--- AVAILABLE DATA ---

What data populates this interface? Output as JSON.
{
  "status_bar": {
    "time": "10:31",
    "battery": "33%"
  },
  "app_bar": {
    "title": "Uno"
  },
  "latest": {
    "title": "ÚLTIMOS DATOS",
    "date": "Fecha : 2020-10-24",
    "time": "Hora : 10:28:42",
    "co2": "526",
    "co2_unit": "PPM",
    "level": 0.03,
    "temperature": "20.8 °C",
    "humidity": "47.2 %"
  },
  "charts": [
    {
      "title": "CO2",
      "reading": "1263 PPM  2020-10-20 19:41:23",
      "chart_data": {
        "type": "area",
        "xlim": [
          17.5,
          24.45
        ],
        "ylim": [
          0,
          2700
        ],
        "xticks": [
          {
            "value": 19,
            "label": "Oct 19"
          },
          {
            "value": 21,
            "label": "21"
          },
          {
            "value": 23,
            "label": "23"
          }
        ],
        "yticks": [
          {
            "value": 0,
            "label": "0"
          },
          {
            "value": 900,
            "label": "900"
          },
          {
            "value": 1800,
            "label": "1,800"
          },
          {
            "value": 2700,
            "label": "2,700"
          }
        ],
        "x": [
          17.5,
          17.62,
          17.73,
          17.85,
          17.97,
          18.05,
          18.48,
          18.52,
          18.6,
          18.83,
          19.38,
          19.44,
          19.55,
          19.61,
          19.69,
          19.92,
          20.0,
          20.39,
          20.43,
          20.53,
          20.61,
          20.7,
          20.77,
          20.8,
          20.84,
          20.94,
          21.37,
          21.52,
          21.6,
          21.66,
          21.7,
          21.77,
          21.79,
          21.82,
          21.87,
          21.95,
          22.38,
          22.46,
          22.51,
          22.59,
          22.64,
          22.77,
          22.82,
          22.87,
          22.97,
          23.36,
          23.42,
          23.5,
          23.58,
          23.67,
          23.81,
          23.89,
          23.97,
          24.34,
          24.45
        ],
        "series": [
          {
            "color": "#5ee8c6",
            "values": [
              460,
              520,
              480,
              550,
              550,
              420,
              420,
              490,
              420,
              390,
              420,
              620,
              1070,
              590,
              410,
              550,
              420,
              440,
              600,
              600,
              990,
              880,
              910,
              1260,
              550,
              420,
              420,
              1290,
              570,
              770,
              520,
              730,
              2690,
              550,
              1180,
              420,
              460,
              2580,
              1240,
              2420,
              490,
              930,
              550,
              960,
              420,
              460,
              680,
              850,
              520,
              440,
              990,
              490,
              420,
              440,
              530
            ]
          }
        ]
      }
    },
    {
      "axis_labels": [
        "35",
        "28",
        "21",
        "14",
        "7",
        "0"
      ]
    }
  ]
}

---

● TASK TO COMPLETE: From the listing above, extract every line exactly as it stands.

● WRITTEN SOLUTION:
What data populates this interface? Output as JSON.
{
  "status_bar": {
    "time": "10:31",
    "battery": "33%"
  },
  "app_bar": {
    "title": "Uno"
  },
  "latest": {
    "title": "ÚLTIMOS DATOS",
    "date": "Fecha : 2020-10-24",
    "time": "Hora : 10:28:42",
    "co2": "526",
    "co2_unit": "PPM",
    "level": 0.03,
    "temperature": "20.8 °C",
    "humidity": "47.2 %"
  },
  "charts": [
    {
      "title": "CO2",
      "reading": "1263 PPM  2020-10-20 19:41:23",
      "chart_data": {
        "type": "area",
        "xlim": [
          17.5,
          24.45
        ],
        "ylim": [
          0,
          2700
        ],
        "xticks": [
          {
            "value": 19,
            "label": "Oct 19"
          },
          {
            "value": 21,
            "label": "21"
          },
          {
            "value": 23,
            "label": "23"
          }
        ],
        "yticks": [
          {
            "value": 0,
            "label": "0"
          },
          {
            "value": 900,
            "label": "900"
          },
          {
            "value": 1800,
            "label": "1,800"
          },
          {
            "value": 2700,
            "label": "2,700"
          }
        ],
        "x": [
          17.5,
          17.62,
          17.73,
          17.85,
          17.97,
          18.05,
          18.48,
          18.52,
          18.6,
          18.83,
          19.38,
          19.44,
          19.55,
          19.61,
          19.69,
          19.92,
          20.0,
          20.39,
          20.43,
          20.53,
          20.61,
          20.7,
          20.77,
          20.8,
          20.84,
          20.94,
          21.37,
          21.52,
          21.6,
          21.66,
          21.7,
          21.77,
          21.79,
          21.82,
          21.87,
          21.95,
          22.38,
          22.46,
          22.51,
          22.59,
          22.64,
          22.77,
          22.82,
          22.87,
          22.97,
          23.36,
          23.42,
          23.5,
          23.58,
          23.67,
          23.81,
          23.89,
          23.97,
          24.34,
          24.45
        ],
        "series": [
          {
            "color": "#5ee8c6",
            "values": [
              460,
              520,
              480,
              550,
              550,
              420,
              420,
              490,
              420,
              390,
              420,
              620,
              1070,
              590,
              410,
              550,
              420,
              440,
              600,
              600,
              990,
              880,
              910,
              1260,
              550,
              420,
              420,
              1290,
              570,
              770,
              520,
              730,
              2690,
              550,
              1180,
              420,
              460,
              2580,
              1240,
              2420,
              490,
              930,
              550,
              960,
              420,
              460,
              680,
              850,
              520,
              440,
              990,
              490,
              420,
              440,
              530
            ]
          }
        ]
      }
    },
    {
      "axis_labels": [
        "35",
        "28",
        "21",
        "14",
        "7",
        "0"
      ]
    }
  ]
}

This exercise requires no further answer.